* start *

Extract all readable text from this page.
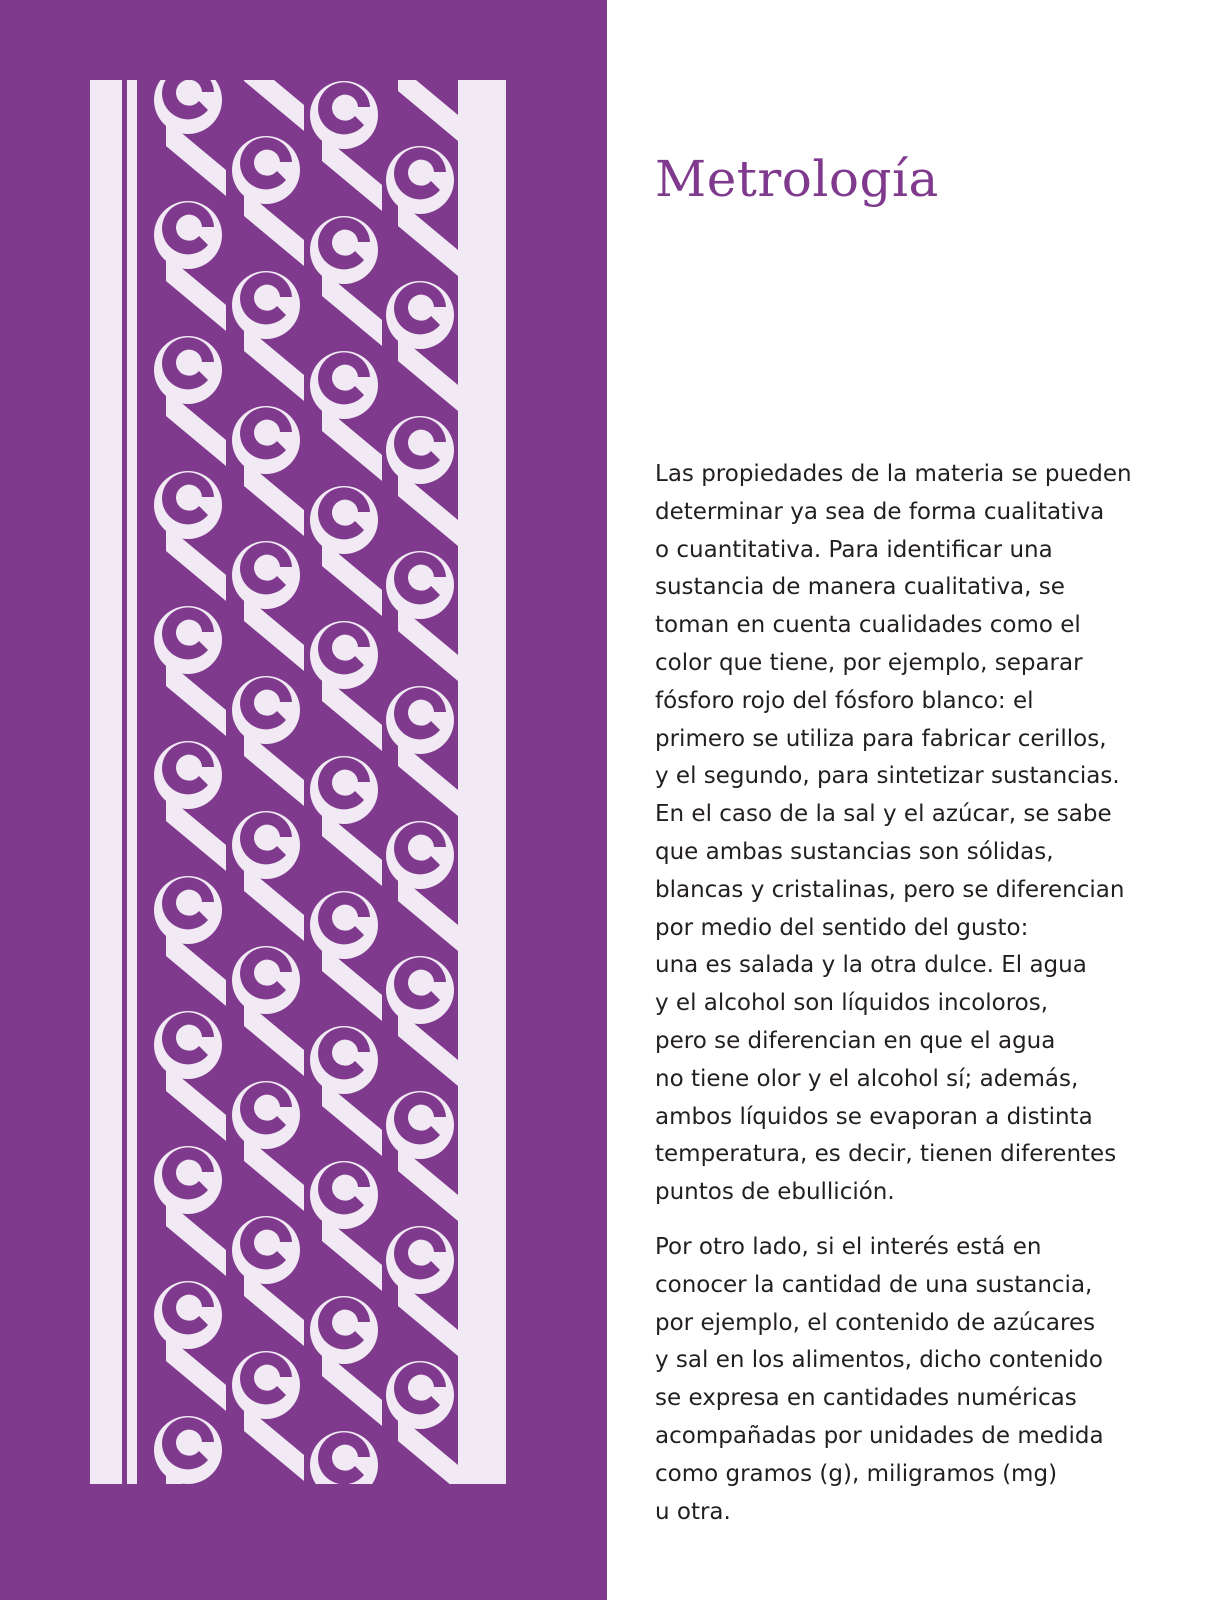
Metrología

Las propiedades de la materia se pueden
determinar ya sea de forma cualitativa
o cuantitativa. Para identificar una
sustancia de manera cualitativa, se
toman en cuenta cualidades como el
color que tiene, por ejemplo, separar
fósforo rojo del fósforo blanco: el
primero se utiliza para fabricar cerillos,
y el segundo, para sintetizar sustancias.
En el caso de la sal y el azúcar, se sabe
que ambas sustancias son sólidas,
blancas y cristalinas, pero se diferencian
por medio del sentido del gusto:
una es salada y la otra dulce. El agua
y el alcohol son líquidos incoloros,
pero se diferencian en que el agua
no tiene olor y el alcohol sí; además,
ambos líquidos se evaporan a distinta
temperatura, es decir, tienen diferentes
puntos de ebullición.

Por otro lado, si el interés está en
conocer la cantidad de una sustancia,
por ejemplo, el contenido de azúcares
y sal en los alimentos, dicho contenido
se expresa en cantidades numéricas
acompañadas por unidades de medida
como gramos (g), miligramos (mg)
u otra.
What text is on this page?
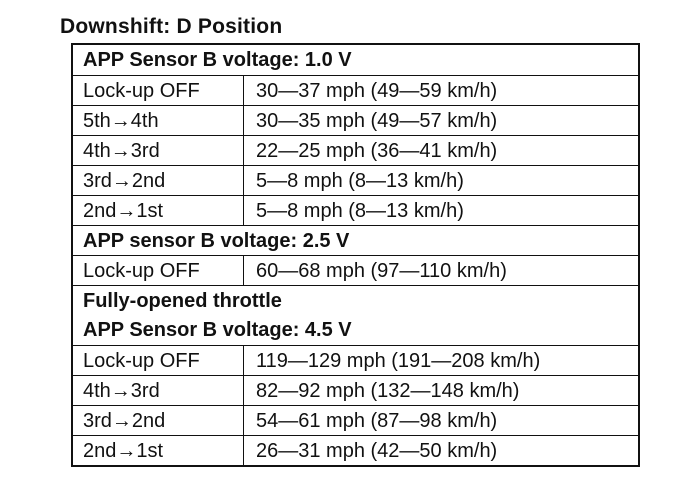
Downshift: D Position
APP Sensor B voltage: 1.0 V
Lock-up OFF	30—37 mph (49—59 km/h)
5th→4th	30—35 mph (49—57 km/h)
4th→3rd	22—25 mph (36—41 km/h)
3rd→2nd	5—8 mph (8—13 km/h)
2nd→1st	5—8 mph (8—13 km/h)
APP sensor B voltage: 2.5 V
Lock-up OFF	60—68 mph (97—110 km/h)
Fully-opened throttle
APP Sensor B voltage: 4.5 V
Lock-up OFF	119—129 mph (191—208 km/h)
4th→3rd	82—92 mph (132—148 km/h)
3rd→2nd	54—61 mph (87—98 km/h)
2nd→1st	26—31 mph (42—50 km/h)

* end *

What to do:
Identify the lines in the entries that hold "text" and return each one.

Answer for the task:
Extract all readable text from this page.
What text is on this page?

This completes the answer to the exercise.